BEGIN RECORDS FOR THE TASK

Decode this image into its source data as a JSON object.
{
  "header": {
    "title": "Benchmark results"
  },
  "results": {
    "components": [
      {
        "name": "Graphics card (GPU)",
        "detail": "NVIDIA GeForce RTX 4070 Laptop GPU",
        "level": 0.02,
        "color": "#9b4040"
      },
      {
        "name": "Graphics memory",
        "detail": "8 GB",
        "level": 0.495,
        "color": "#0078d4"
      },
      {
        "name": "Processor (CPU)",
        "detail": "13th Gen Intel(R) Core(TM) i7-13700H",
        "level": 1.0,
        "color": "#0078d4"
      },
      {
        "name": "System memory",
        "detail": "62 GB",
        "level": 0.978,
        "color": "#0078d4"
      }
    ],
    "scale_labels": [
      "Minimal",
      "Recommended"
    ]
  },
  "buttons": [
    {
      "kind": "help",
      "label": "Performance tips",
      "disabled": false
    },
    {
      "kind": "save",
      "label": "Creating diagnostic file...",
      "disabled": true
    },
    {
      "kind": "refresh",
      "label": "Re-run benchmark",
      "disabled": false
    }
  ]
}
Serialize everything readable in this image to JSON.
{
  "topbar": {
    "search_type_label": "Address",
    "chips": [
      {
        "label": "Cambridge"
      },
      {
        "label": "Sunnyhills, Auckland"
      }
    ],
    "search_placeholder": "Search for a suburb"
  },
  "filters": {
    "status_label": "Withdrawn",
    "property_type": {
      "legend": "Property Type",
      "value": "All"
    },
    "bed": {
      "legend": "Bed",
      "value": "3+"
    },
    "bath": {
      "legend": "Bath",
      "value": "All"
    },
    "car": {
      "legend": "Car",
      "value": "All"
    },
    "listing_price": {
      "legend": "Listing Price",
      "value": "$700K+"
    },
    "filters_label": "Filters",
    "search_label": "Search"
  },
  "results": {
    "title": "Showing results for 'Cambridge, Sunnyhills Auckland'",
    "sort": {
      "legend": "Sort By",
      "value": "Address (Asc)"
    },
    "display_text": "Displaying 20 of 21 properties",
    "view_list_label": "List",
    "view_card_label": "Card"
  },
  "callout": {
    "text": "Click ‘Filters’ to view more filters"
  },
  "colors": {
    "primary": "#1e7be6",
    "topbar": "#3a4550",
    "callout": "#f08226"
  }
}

END RECORDS FOR THE TASK
BEGIN RECORDS FOR THE TASK

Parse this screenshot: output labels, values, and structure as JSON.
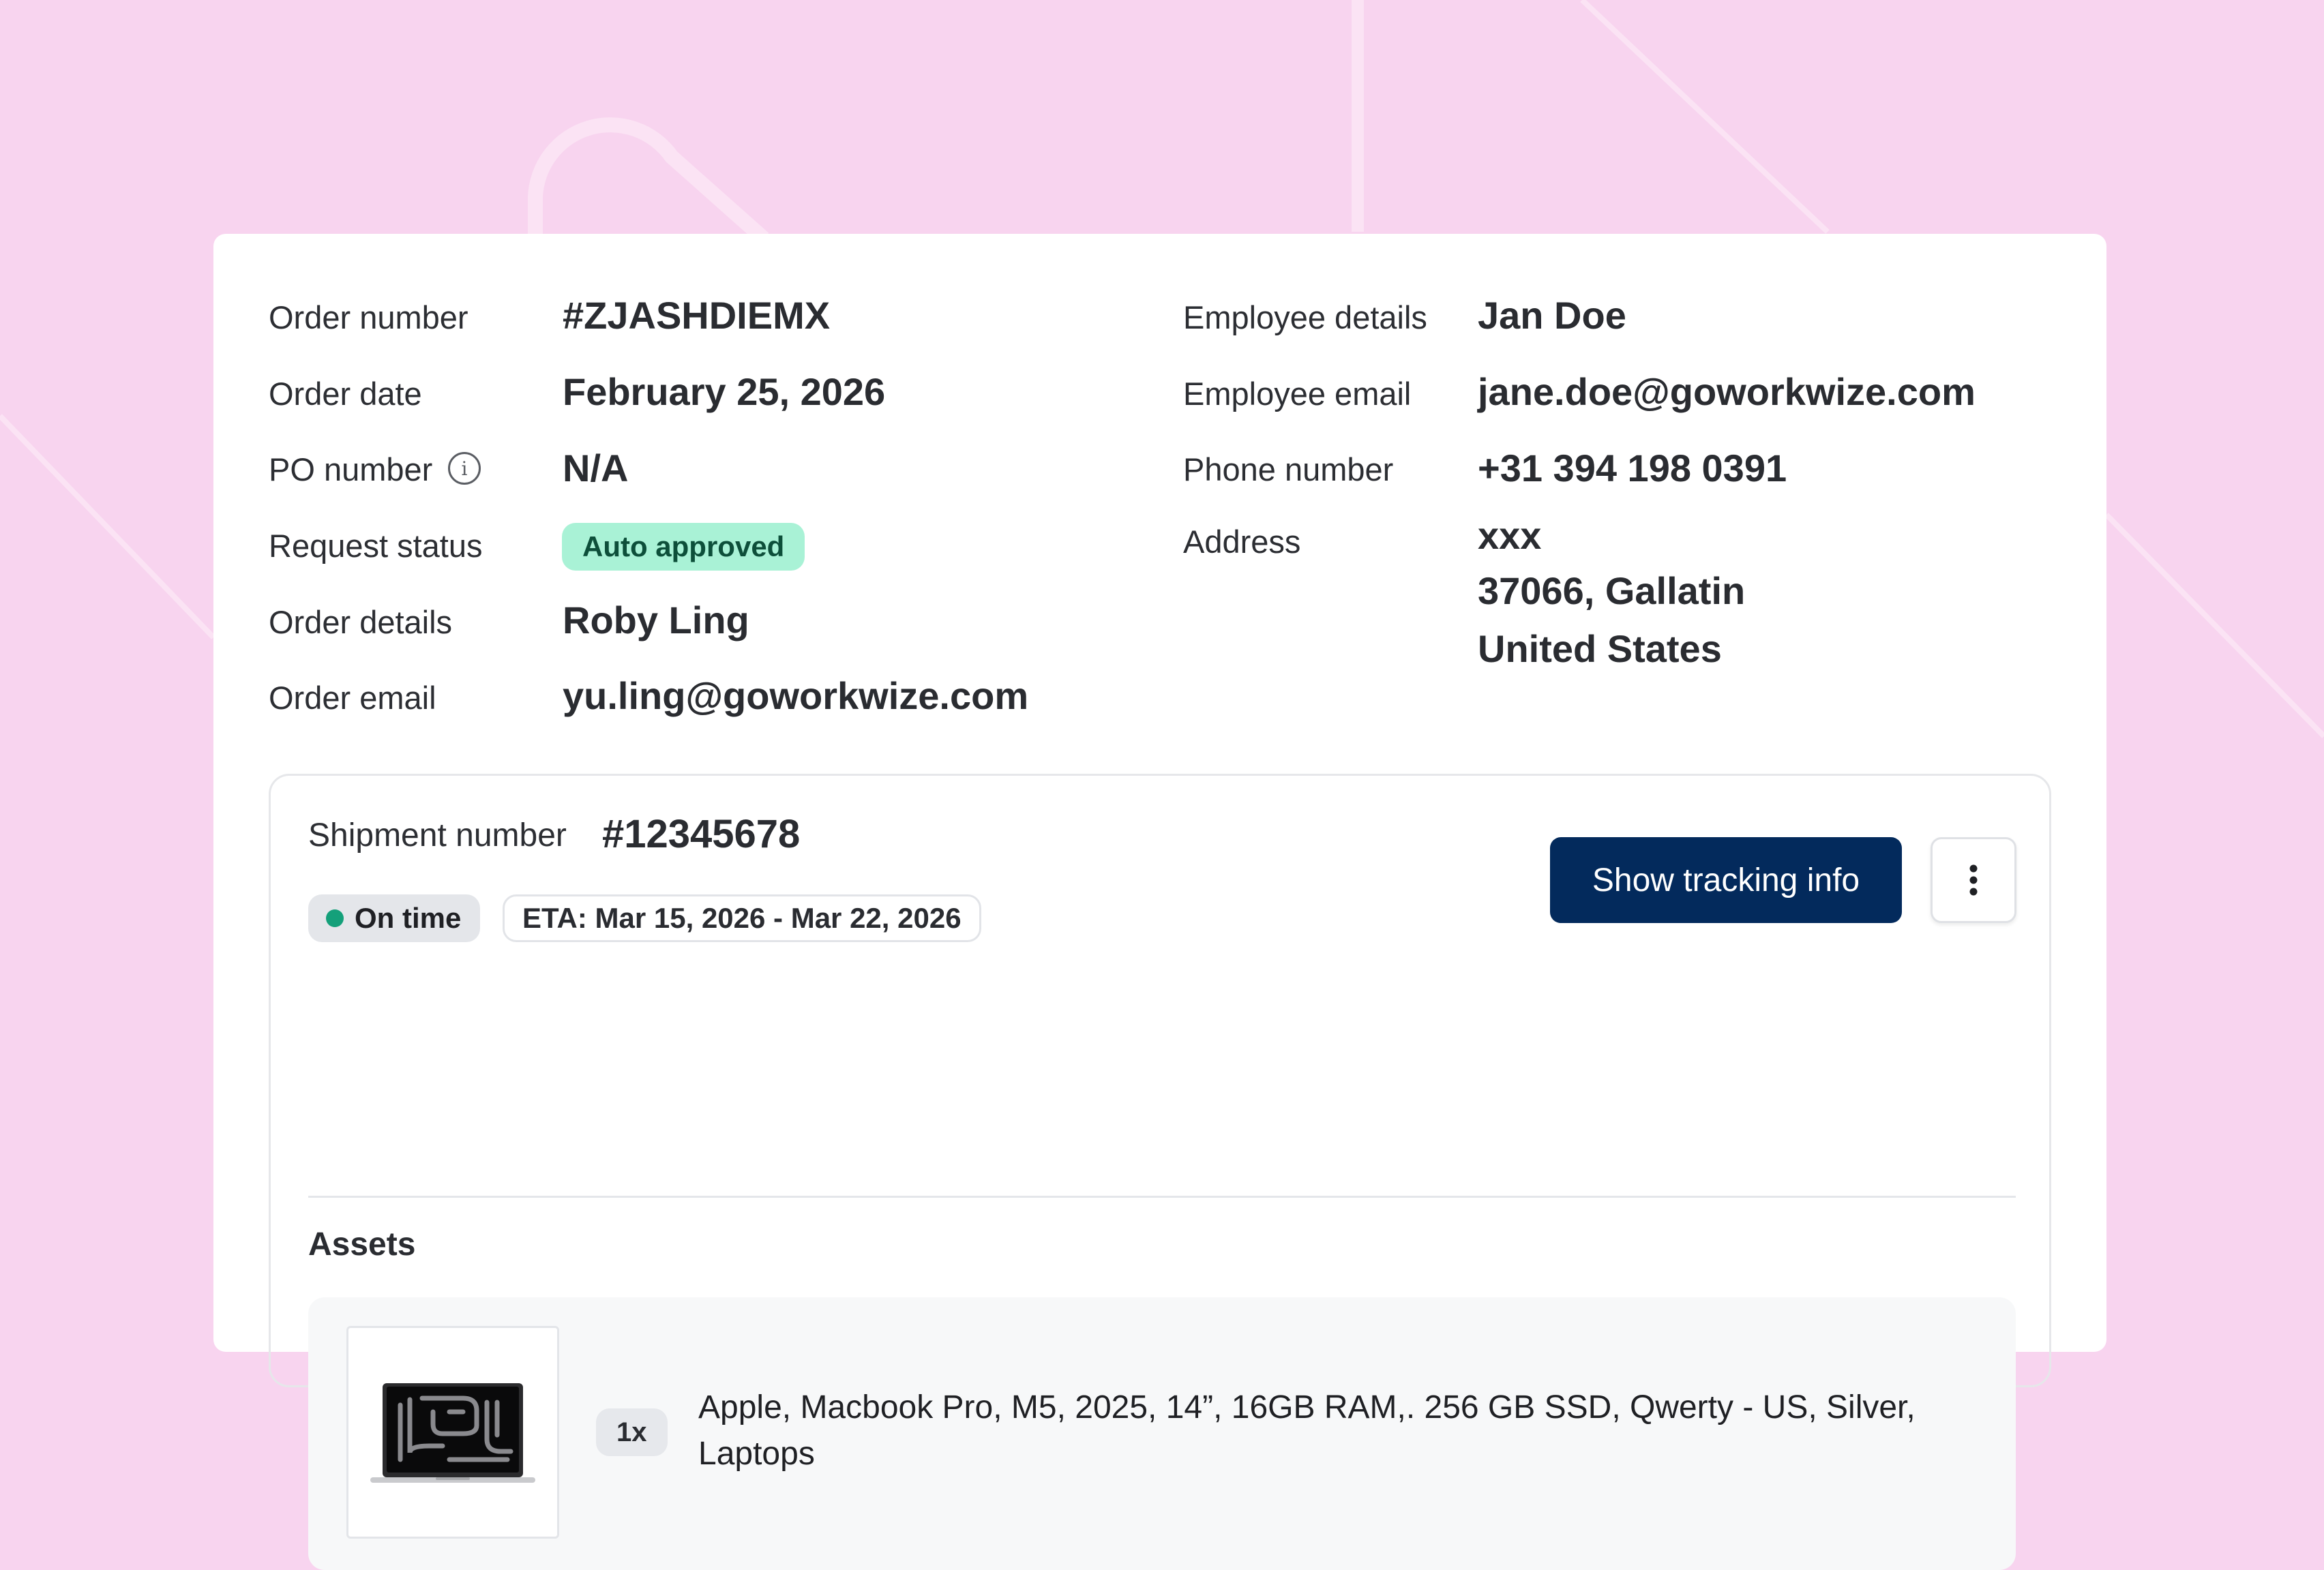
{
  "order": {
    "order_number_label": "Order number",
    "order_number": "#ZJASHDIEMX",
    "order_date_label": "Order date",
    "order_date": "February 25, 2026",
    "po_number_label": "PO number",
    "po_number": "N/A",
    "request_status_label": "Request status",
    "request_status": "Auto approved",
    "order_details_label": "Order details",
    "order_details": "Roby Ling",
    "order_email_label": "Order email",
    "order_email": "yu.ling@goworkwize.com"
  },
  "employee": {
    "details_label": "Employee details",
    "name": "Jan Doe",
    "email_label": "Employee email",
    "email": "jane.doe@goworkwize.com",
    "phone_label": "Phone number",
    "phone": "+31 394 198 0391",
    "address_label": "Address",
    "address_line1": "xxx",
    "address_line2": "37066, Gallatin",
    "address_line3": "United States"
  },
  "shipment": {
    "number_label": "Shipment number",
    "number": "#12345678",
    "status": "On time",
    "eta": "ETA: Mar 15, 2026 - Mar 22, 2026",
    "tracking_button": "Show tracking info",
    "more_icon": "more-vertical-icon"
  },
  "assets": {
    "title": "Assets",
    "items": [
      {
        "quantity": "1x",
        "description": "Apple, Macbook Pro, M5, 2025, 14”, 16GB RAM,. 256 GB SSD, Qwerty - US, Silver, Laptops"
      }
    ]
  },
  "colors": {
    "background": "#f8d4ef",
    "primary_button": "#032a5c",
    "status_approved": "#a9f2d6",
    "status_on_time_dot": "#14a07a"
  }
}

END RECORDS FOR THE TASK

▸ WHAT TO WORK ON: Pull every line containing "title" out of the data above.

▸ ANSWER TO THE PROBLEM:
    "title": "Benchmark results"
    "title": "Showing results for 'Cambridge, Sunnyhills Auckland'",
    "title": "Assets",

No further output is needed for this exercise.